## TASK PROMPT
Find every line in the records below that contains the string "source" and copy each one. Matches are case-sensitive.

## DATA ROWS
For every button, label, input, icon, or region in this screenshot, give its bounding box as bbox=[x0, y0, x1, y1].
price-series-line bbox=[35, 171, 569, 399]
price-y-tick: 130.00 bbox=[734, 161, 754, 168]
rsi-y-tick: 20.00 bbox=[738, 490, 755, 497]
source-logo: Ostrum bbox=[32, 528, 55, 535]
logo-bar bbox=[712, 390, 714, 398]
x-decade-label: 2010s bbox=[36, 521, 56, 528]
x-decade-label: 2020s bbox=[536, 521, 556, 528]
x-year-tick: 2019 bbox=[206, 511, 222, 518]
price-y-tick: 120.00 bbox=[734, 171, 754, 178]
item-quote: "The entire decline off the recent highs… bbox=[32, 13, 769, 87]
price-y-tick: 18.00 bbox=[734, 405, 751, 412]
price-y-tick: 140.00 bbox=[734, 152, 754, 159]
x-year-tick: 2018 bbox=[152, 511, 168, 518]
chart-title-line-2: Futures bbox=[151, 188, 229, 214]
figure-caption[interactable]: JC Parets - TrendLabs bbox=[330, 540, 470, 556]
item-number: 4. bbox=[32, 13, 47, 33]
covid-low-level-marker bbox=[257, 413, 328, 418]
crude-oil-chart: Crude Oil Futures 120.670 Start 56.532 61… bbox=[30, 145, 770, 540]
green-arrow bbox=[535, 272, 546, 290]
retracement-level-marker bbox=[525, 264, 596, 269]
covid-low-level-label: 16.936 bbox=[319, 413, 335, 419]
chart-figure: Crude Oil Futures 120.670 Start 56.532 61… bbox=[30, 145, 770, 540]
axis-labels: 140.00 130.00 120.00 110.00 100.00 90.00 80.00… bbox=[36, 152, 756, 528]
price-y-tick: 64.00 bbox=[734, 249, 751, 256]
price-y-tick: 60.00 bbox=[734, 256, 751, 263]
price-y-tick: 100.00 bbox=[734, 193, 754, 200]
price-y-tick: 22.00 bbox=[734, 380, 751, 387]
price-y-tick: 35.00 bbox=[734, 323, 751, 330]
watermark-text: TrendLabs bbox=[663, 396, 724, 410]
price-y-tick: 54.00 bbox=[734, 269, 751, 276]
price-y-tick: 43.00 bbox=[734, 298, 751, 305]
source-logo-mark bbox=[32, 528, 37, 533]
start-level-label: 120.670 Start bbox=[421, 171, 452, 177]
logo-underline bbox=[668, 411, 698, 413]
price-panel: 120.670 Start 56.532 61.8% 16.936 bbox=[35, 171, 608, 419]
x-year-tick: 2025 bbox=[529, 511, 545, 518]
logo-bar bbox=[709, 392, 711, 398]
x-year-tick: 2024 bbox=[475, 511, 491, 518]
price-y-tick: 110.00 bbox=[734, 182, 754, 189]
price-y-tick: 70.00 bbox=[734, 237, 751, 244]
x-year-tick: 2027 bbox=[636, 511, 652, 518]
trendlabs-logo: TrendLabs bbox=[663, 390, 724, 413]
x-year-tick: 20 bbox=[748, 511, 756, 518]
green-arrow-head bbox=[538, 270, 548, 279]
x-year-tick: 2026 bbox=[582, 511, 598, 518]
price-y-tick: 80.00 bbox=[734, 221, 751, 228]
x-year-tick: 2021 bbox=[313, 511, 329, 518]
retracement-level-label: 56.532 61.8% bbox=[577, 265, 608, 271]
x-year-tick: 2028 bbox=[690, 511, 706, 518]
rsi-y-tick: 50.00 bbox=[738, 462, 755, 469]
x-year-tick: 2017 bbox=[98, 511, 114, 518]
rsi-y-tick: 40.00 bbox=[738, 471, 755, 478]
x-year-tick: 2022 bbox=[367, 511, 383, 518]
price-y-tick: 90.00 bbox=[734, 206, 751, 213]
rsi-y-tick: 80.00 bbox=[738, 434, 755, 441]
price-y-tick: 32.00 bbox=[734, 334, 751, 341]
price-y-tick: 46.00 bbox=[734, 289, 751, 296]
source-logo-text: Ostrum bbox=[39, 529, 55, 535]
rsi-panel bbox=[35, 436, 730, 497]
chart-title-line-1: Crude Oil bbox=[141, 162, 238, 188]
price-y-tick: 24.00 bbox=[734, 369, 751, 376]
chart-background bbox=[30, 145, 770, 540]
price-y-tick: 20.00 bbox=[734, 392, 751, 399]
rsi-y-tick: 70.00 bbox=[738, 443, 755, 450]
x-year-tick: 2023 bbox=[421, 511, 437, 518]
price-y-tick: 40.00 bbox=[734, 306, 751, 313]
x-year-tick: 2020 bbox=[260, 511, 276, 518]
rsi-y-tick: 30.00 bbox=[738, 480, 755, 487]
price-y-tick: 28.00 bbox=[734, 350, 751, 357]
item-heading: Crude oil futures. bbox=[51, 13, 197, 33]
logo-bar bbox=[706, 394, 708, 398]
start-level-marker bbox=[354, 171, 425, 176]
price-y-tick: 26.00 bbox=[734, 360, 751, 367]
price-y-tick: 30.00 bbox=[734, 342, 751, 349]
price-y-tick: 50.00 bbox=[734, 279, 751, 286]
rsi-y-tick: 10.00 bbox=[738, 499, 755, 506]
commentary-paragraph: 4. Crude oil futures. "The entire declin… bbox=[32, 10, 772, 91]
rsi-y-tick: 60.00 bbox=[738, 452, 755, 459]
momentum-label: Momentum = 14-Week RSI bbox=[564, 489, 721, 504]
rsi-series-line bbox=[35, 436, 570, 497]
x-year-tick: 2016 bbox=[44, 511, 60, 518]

## SOLUTION TO THIS PROBLEM
source-logo: Ostrum bbox=[32, 528, 55, 535]
source-logo-mark bbox=[32, 528, 37, 533]
source-logo-text: Ostrum bbox=[39, 529, 55, 535]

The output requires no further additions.